'''
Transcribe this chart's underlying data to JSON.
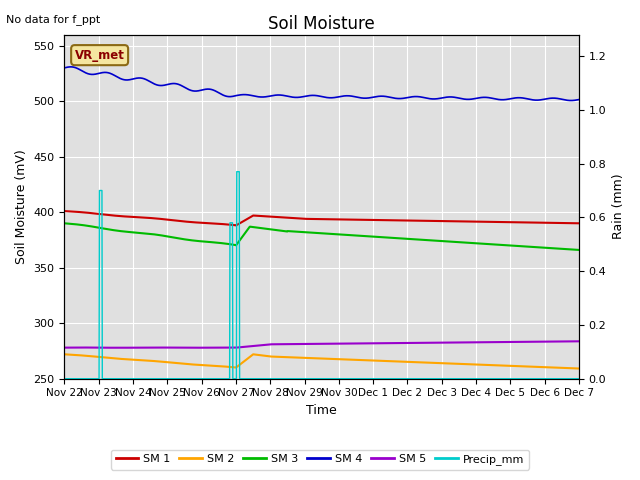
{
  "title": "Soil Moisture",
  "subtitle": "No data for f_ppt",
  "xlabel": "Time",
  "ylabel_left": "Soil Moisture (mV)",
  "ylabel_right": "Rain (mm)",
  "ylim_left": [
    250,
    560
  ],
  "ylim_right": [
    0.0,
    1.28
  ],
  "yticks_left": [
    250,
    300,
    350,
    400,
    450,
    500,
    550
  ],
  "yticks_right": [
    0.0,
    0.2,
    0.4,
    0.6,
    0.8,
    1.0,
    1.2
  ],
  "bg_color": "#e0e0e0",
  "fig_color": "#ffffff",
  "legend_label": "VR_met",
  "series": {
    "SM1": {
      "color": "#cc0000",
      "label": "SM 1"
    },
    "SM2": {
      "color": "#ffa500",
      "label": "SM 2"
    },
    "SM3": {
      "color": "#00bb00",
      "label": "SM 3"
    },
    "SM4": {
      "color": "#0000cc",
      "label": "SM 4"
    },
    "SM5": {
      "color": "#9900cc",
      "label": "SM 5"
    },
    "Precip": {
      "color": "#00cccc",
      "label": "Precip_mm"
    }
  },
  "x_tick_labels": [
    "Nov 22",
    "Nov 23",
    "Nov 24",
    "Nov 25",
    "Nov 26",
    "Nov 27",
    "Nov 28",
    "Nov 29",
    "Nov 30",
    "Dec 1",
    "Dec 2",
    "Dec 3",
    "Dec 4",
    "Dec 5",
    "Dec 6",
    "Dec 7"
  ],
  "precip_spikes": [
    {
      "day": 1.02,
      "rain": 0.7
    },
    {
      "day": 4.82,
      "rain": 0.58
    },
    {
      "day": 5.02,
      "rain": 0.77
    }
  ]
}
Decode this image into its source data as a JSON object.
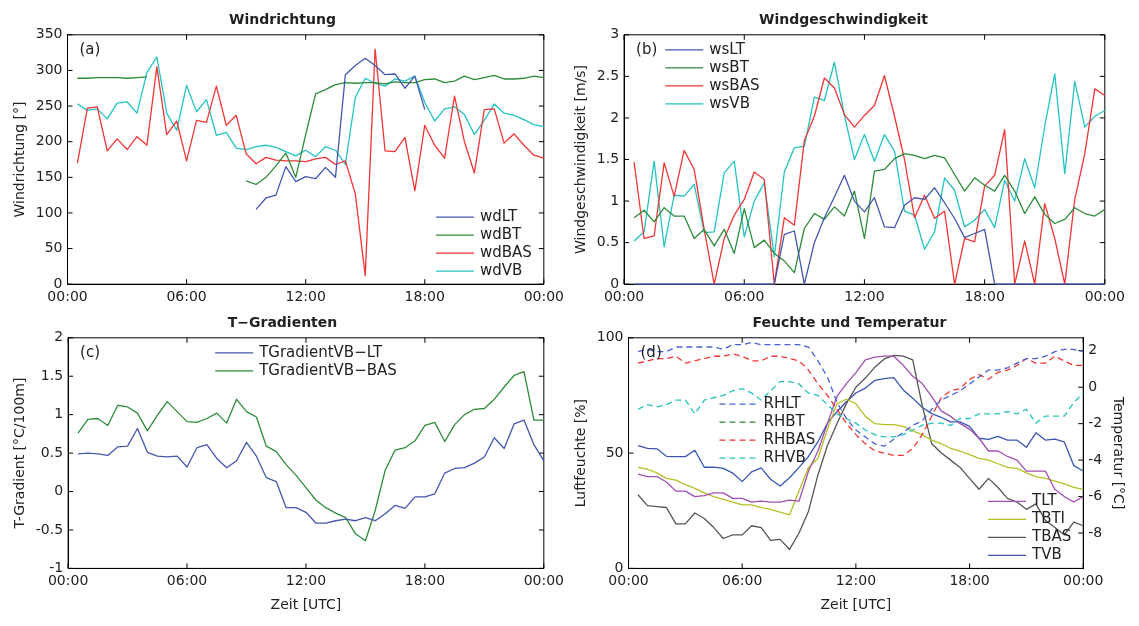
{
  "chart_data": [
    {
      "type": "line",
      "title": "Windrichtung",
      "ylabel": "Windrichtung [°]",
      "annotations": [
        "(a)"
      ],
      "legend": "bottom right",
      "grid": false,
      "x": [
        0.5,
        1,
        1.5,
        2,
        2.5,
        3,
        3.5,
        4,
        4.5,
        5,
        5.5,
        6,
        6.5,
        7,
        7.5,
        8,
        8.5,
        9,
        9.5,
        10,
        10.5,
        11,
        11.5,
        12,
        12.5,
        13,
        13.5,
        14,
        14.5,
        15,
        15.5,
        16,
        16.5,
        17,
        17.5,
        18,
        18.5,
        19,
        19.5,
        20,
        20.5,
        21,
        21.5,
        22,
        22.5,
        23,
        23.5,
        24
      ],
      "xlim": [
        0,
        24
      ],
      "xticks": [
        {
          "value": 0,
          "label": "00:00"
        },
        {
          "value": 6,
          "label": "06:00"
        },
        {
          "value": 12,
          "label": "12:00"
        },
        {
          "value": 18,
          "label": "18:00"
        },
        {
          "value": 24,
          "label": "00:00"
        }
      ],
      "ylim": [
        0,
        350
      ],
      "yticks": [
        0,
        50,
        100,
        150,
        200,
        250,
        300,
        350
      ],
      "series": [
        {
          "name": "wdLT",
          "color": "#4357ad",
          "values": [
            null,
            null,
            null,
            null,
            null,
            null,
            null,
            null,
            null,
            null,
            null,
            null,
            null,
            null,
            null,
            null,
            null,
            null,
            105,
            121,
            125,
            165,
            144,
            151,
            148,
            164,
            150,
            294,
            307,
            317,
            307,
            294,
            295,
            275,
            292,
            245,
            null,
            null,
            null,
            null,
            null,
            null,
            null,
            null,
            null,
            null,
            null,
            null
          ]
        },
        {
          "name": "wdBT",
          "color": "#2e8b3c",
          "values": [
            289,
            289,
            290,
            290,
            290,
            289,
            290,
            291,
            null,
            null,
            null,
            null,
            null,
            null,
            null,
            null,
            null,
            145,
            140,
            150,
            166,
            184,
            150,
            210,
            267,
            273,
            280,
            283,
            282,
            283,
            283,
            281,
            284,
            283,
            283,
            287,
            288,
            283,
            285,
            292,
            287,
            290,
            293,
            288,
            288,
            289,
            292,
            290
          ]
        },
        {
          "name": "wdBAS",
          "color": "#f03535",
          "values": [
            170,
            247,
            249,
            187,
            204,
            189,
            207,
            195,
            305,
            210,
            229,
            173,
            230,
            227,
            278,
            223,
            237,
            183,
            169,
            178,
            174,
            173,
            173,
            172,
            176,
            178,
            168,
            173,
            127,
            12,
            330,
            187,
            186,
            206,
            131,
            223,
            195,
            177,
            264,
            200,
            156,
            245,
            246,
            198,
            211,
            195,
            181,
            177
          ]
        },
        {
          "name": "wdVB",
          "color": "#25c2c2",
          "values": [
            253,
            244,
            246,
            232,
            254,
            256,
            240,
            297,
            319,
            240,
            216,
            279,
            242,
            259,
            209,
            213,
            191,
            189,
            193,
            195,
            192,
            186,
            180,
            188,
            179,
            193,
            188,
            168,
            262,
            289,
            282,
            278,
            288,
            285,
            292,
            255,
            229,
            246,
            249,
            238,
            210,
            230,
            253,
            240,
            237,
            231,
            224,
            221
          ]
        }
      ]
    },
    {
      "type": "line",
      "title": "Windgeschwindigkeit",
      "ylabel": "Windgeschwindigkeit [m/s]",
      "annotations": [
        "(b)"
      ],
      "legend": "top left",
      "grid": false,
      "x": [
        0.5,
        1,
        1.5,
        2,
        2.5,
        3,
        3.5,
        4,
        4.5,
        5,
        5.5,
        6,
        6.5,
        7,
        7.5,
        8,
        8.5,
        9,
        9.5,
        10,
        10.5,
        11,
        11.5,
        12,
        12.5,
        13,
        13.5,
        14,
        14.5,
        15,
        15.5,
        16,
        16.5,
        17,
        17.5,
        18,
        18.5,
        19,
        19.5,
        20,
        20.5,
        21,
        21.5,
        22,
        22.5,
        23,
        23.5,
        24
      ],
      "xlim": [
        0,
        24
      ],
      "xticks": [
        {
          "value": 0,
          "label": "00:00"
        },
        {
          "value": 6,
          "label": "06:00"
        },
        {
          "value": 12,
          "label": "12:00"
        },
        {
          "value": 18,
          "label": "18:00"
        },
        {
          "value": 24,
          "label": "00:00"
        }
      ],
      "ylim": [
        0,
        3
      ],
      "yticks": [
        0,
        0.5,
        1,
        1.5,
        2,
        2.5,
        3
      ],
      "series": [
        {
          "name": "wsLT",
          "color": "#4357ad",
          "values": [
            0,
            0,
            0,
            0,
            0,
            0,
            0,
            0,
            0,
            0,
            0,
            0,
            0,
            0,
            0,
            0.6,
            0.64,
            0,
            0.5,
            0.8,
            1.05,
            1.31,
            1.0,
            0.87,
            1.04,
            0.69,
            0.68,
            0.95,
            1.04,
            1.02,
            1.16,
            0.98,
            0.79,
            0.56,
            0.61,
            0.66,
            0,
            0,
            0,
            0,
            0,
            0,
            0,
            0,
            0,
            0,
            0,
            0
          ]
        },
        {
          "name": "wsBT",
          "color": "#2e8b3c",
          "values": [
            0.8,
            0.89,
            0.75,
            0.92,
            0.82,
            0.82,
            0.55,
            0.66,
            0.46,
            0.66,
            0.37,
            0.91,
            0.44,
            0.53,
            0.37,
            0.28,
            0.14,
            0.67,
            0.85,
            0.78,
            0.93,
            0.82,
            1.12,
            0.55,
            1.36,
            1.38,
            1.51,
            1.57,
            1.55,
            1.51,
            1.55,
            1.52,
            1.32,
            1.12,
            1.28,
            1.19,
            1.12,
            1.31,
            1.12,
            0.85,
            1.05,
            0.84,
            0.73,
            0.78,
            0.92,
            0.85,
            0.82,
            0.9
          ]
        },
        {
          "name": "wsBAS",
          "color": "#f03535",
          "values": [
            1.47,
            0.55,
            0.58,
            1.46,
            1.06,
            1.61,
            1.38,
            0.66,
            0,
            0.55,
            0.83,
            1.02,
            1.35,
            1.26,
            0,
            0.8,
            0.71,
            1.73,
            2.02,
            2.48,
            2.36,
            2.04,
            1.89,
            2.03,
            2.15,
            2.51,
            2.02,
            1.5,
            0.8,
            1.07,
            0.79,
            0.88,
            0,
            0.55,
            0.51,
            1.18,
            1.31,
            1.86,
            0,
            0.52,
            0,
            0.97,
            0.55,
            0,
            1.02,
            1.57,
            2.35,
            2.27
          ]
        },
        {
          "name": "wsVB",
          "color": "#25c2c2",
          "values": [
            0.52,
            0.63,
            1.48,
            0.45,
            1.07,
            1.06,
            1.2,
            0.62,
            0.63,
            1.34,
            1.48,
            0.57,
            1.0,
            1.22,
            0.33,
            1.35,
            1.64,
            1.66,
            2.25,
            2.21,
            2.67,
            2.03,
            1.5,
            1.8,
            1.48,
            1.8,
            1.6,
            0.88,
            0.83,
            0.42,
            0.63,
            1.28,
            1.13,
            0.69,
            0.77,
            0.9,
            0.68,
            1.25,
            1.0,
            1.51,
            1.16,
            1.9,
            2.53,
            1.33,
            2.44,
            1.89,
            2.02,
            2.09
          ]
        }
      ]
    },
    {
      "type": "line",
      "title": "T−Gradienten",
      "xlabel": "Zeit [UTC]",
      "ylabel": "T-Gradient [°C/100m]",
      "annotations": [
        "(c)"
      ],
      "legend": "top",
      "grid": false,
      "x": [
        0.5,
        1,
        1.5,
        2,
        2.5,
        3,
        3.5,
        4,
        4.5,
        5,
        5.5,
        6,
        6.5,
        7,
        7.5,
        8,
        8.5,
        9,
        9.5,
        10,
        10.5,
        11,
        11.5,
        12,
        12.5,
        13,
        13.5,
        14,
        14.5,
        15,
        15.5,
        16,
        16.5,
        17,
        17.5,
        18,
        18.5,
        19,
        19.5,
        20,
        20.5,
        21,
        21.5,
        22,
        22.5,
        23,
        23.5,
        24
      ],
      "xlim": [
        0,
        24
      ],
      "xticks": [
        {
          "value": 0,
          "label": "00:00"
        },
        {
          "value": 6,
          "label": "06:00"
        },
        {
          "value": 12,
          "label": "12:00"
        },
        {
          "value": 18,
          "label": "18:00"
        },
        {
          "value": 24,
          "label": "00:00"
        }
      ],
      "ylim": [
        -1,
        2
      ],
      "yticks": [
        -1,
        -0.5,
        0,
        0.5,
        1,
        1.5,
        2
      ],
      "series": [
        {
          "name": "TGradientVB−LT",
          "color": "#4357ad",
          "values": [
            0.49,
            0.5,
            0.49,
            0.47,
            0.58,
            0.59,
            0.82,
            0.51,
            0.46,
            0.45,
            0.46,
            0.32,
            0.57,
            0.61,
            0.43,
            0.31,
            0.4,
            0.64,
            0.46,
            0.18,
            0.13,
            -0.21,
            -0.21,
            -0.27,
            -0.41,
            -0.41,
            -0.38,
            -0.36,
            -0.38,
            -0.34,
            -0.38,
            -0.29,
            -0.18,
            -0.22,
            -0.07,
            -0.07,
            -0.03,
            0.24,
            0.3,
            0.31,
            0.37,
            0.45,
            0.7,
            0.56,
            0.88,
            0.93,
            0.61,
            0.4
          ]
        },
        {
          "name": "TGradientVB−BAS",
          "color": "#2e8b3c",
          "values": [
            0.76,
            0.94,
            0.95,
            0.86,
            1.12,
            1.1,
            1.02,
            0.79,
            0.99,
            1.17,
            1.04,
            0.91,
            0.9,
            0.95,
            1.02,
            0.89,
            1.2,
            1.04,
            0.97,
            0.59,
            0.52,
            0.35,
            0.21,
            0.05,
            -0.11,
            -0.21,
            -0.28,
            -0.34,
            -0.55,
            -0.64,
            -0.24,
            0.28,
            0.54,
            0.57,
            0.66,
            0.86,
            0.9,
            0.65,
            0.87,
            1.0,
            1.07,
            1.08,
            1.2,
            1.36,
            1.51,
            1.56,
            0.93,
            0.93
          ]
        }
      ]
    },
    {
      "type": "line",
      "title": "Feuchte und Temperatur",
      "xlabel": "Zeit [UTC]",
      "ylabel": "Luftfeuchte [%]",
      "y2label": "Temperatur [°C]",
      "annotations": [
        "(d)"
      ],
      "legend": [
        "left",
        "bottom right"
      ],
      "grid": false,
      "x": [
        0.5,
        1,
        1.5,
        2,
        2.5,
        3,
        3.5,
        4,
        4.5,
        5,
        5.5,
        6,
        6.5,
        7,
        7.5,
        8,
        8.5,
        9,
        9.5,
        10,
        10.5,
        11,
        11.5,
        12,
        12.5,
        13,
        13.5,
        14,
        14.5,
        15,
        15.5,
        16,
        16.5,
        17,
        17.5,
        18,
        18.5,
        19,
        19.5,
        20,
        20.5,
        21,
        21.5,
        22,
        22.5,
        23,
        23.5,
        24
      ],
      "xlim": [
        0,
        24
      ],
      "xticks": [
        {
          "value": 0,
          "label": "00:00"
        },
        {
          "value": 6,
          "label": "06:00"
        },
        {
          "value": 12,
          "label": "12:00"
        },
        {
          "value": 18,
          "label": "18:00"
        },
        {
          "value": 24,
          "label": "00:00"
        }
      ],
      "ylim": [
        0,
        100
      ],
      "yticks": [
        0,
        50,
        100
      ],
      "y2lim": [
        -9.94,
        2.71
      ],
      "y2ticks": [
        -8,
        -6,
        -4,
        -2,
        0,
        2
      ],
      "series": [
        {
          "name": "RHLT",
          "color": "#4a62d0",
          "line_style": "dashed",
          "values": [
            94,
            95,
            94,
            94,
            96,
            96,
            96,
            96,
            96,
            95,
            97,
            97,
            98,
            97,
            97,
            97,
            97,
            97,
            96,
            90,
            83,
            72,
            65,
            60,
            57,
            54,
            53,
            56,
            59,
            62,
            64,
            69,
            73,
            75,
            77,
            80,
            83,
            86,
            86,
            87,
            89,
            91,
            91,
            92,
            94,
            95,
            95,
            94
          ]
        },
        {
          "name": "RHBT",
          "color": "#2e8b3c",
          "line_style": "dashed",
          "values": [
            null,
            null,
            null,
            null,
            null,
            null,
            null,
            null,
            null,
            null,
            null,
            null,
            null,
            null,
            null,
            null,
            null,
            null,
            null,
            null,
            null,
            null,
            null,
            null,
            null,
            null,
            null,
            null,
            null,
            null,
            null,
            null,
            null,
            null,
            null,
            null,
            null,
            null,
            null,
            null,
            null,
            null,
            null,
            null,
            null,
            null,
            null,
            null
          ]
        },
        {
          "name": "RHBAS",
          "color": "#f03535",
          "line_style": "dashed",
          "values": [
            89,
            90,
            91,
            91,
            92,
            89,
            90,
            91,
            92,
            92,
            93,
            92,
            90,
            90,
            92,
            92,
            91,
            90,
            86,
            80,
            75,
            69,
            63,
            58,
            54,
            51,
            50,
            49,
            49,
            52,
            58,
            66,
            74,
            77,
            78,
            82,
            84,
            82,
            85,
            86,
            88,
            91,
            89,
            89,
            92,
            90,
            88,
            88
          ]
        },
        {
          "name": "RHVB",
          "color": "#25c2c2",
          "line_style": "dashed",
          "values": [
            69,
            71,
            70,
            71,
            73,
            73,
            67,
            73,
            74,
            75,
            77,
            78,
            76,
            73,
            77,
            81,
            81,
            80,
            76,
            75,
            71,
            67,
            65,
            63,
            60,
            58,
            57,
            57,
            58,
            60,
            62,
            63,
            63,
            62,
            65,
            65,
            67,
            67,
            67,
            68,
            67,
            69,
            63,
            66,
            66,
            66,
            72,
            76
          ]
        },
        {
          "name": "TLT",
          "color": "#a04fb0",
          "axis": "y2",
          "values": [
            -4.77,
            -4.9,
            -4.9,
            -5.2,
            -5.7,
            -5.7,
            -6.0,
            -5.95,
            -5.8,
            -5.8,
            -6.1,
            -6.1,
            -6.3,
            -6.25,
            -6.3,
            -6.3,
            -6.2,
            -6.25,
            -4.6,
            -3.5,
            -2.0,
            -0.5,
            0.2,
            0.8,
            1.5,
            1.65,
            1.7,
            1.7,
            1.2,
            0.6,
            0.2,
            -0.5,
            -1.3,
            -1.6,
            -2.0,
            -2.3,
            -2.8,
            -3.5,
            -3.5,
            -3.8,
            -4.0,
            -4.6,
            -4.6,
            -4.6,
            -5.6,
            -6.0,
            -6.3,
            -6.0
          ]
        },
        {
          "name": "TBTI",
          "color": "#b5bf24",
          "axis": "y2",
          "values": [
            -4.4,
            -4.5,
            -4.7,
            -5.0,
            -5.1,
            -5.35,
            -5.55,
            -5.8,
            -6.0,
            -6.15,
            -6.3,
            -6.45,
            -6.45,
            -6.6,
            -6.7,
            -6.85,
            -7.0,
            -5.7,
            -4.4,
            -3.9,
            -2.3,
            -0.9,
            -0.66,
            -0.9,
            -1.6,
            -2.0,
            -2.05,
            -2.05,
            -2.15,
            -2.4,
            -2.6,
            -2.9,
            -3.1,
            -3.35,
            -3.5,
            -3.7,
            -3.9,
            -4.0,
            -4.2,
            -4.4,
            -4.45,
            -4.7,
            -4.9,
            -5.0,
            -5.15,
            -5.3,
            -5.5,
            -5.6
          ]
        },
        {
          "name": "TBAS",
          "color": "#555555",
          "axis": "y2",
          "values": [
            -5.9,
            -6.5,
            -6.55,
            -6.6,
            -7.5,
            -7.5,
            -6.9,
            -7.2,
            -7.7,
            -8.3,
            -8.1,
            -8.1,
            -7.6,
            -7.7,
            -8.4,
            -8.35,
            -8.9,
            -8.0,
            -6.8,
            -4.8,
            -3.2,
            -2.0,
            -0.9,
            0,
            0.5,
            1.1,
            1.55,
            1.75,
            1.7,
            1.5,
            -1.0,
            -3.1,
            -3.6,
            -4.0,
            -4.4,
            -5.0,
            -5.6,
            -5.0,
            -5.5,
            -6.1,
            -6.3,
            -6.7,
            -6.4,
            -7.3,
            -7.7,
            -8.1,
            -7.4,
            -7.6
          ]
        },
        {
          "name": "TVB",
          "color": "#3a55b0",
          "axis": "y2",
          "values": [
            -3.21,
            -3.36,
            -3.38,
            -3.79,
            -3.81,
            -3.81,
            -3.46,
            -4.39,
            -4.38,
            -4.45,
            -4.71,
            -5.18,
            -4.64,
            -4.43,
            -5.05,
            -5.42,
            -4.97,
            -4.4,
            -3.8,
            -2.99,
            -1.96,
            -1.35,
            -0.8,
            -0.32,
            -0.05,
            0.37,
            0.47,
            0.52,
            -0.15,
            -0.6,
            -1.1,
            -1.45,
            -1.65,
            -1.9,
            -1.9,
            -2.15,
            -2.8,
            -2.86,
            -2.7,
            -2.9,
            -2.9,
            -3.3,
            -2.5,
            -2.9,
            -2.85,
            -3.0,
            -4.3,
            -4.6
          ]
        }
      ]
    }
  ]
}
'''
§ **Challenge**
Pull every line holding "Temperatur" out of the records.

§ **Right answer**
      "title": "Feuchte und Temperatur",
      "y2label": "Temperatur [°C]",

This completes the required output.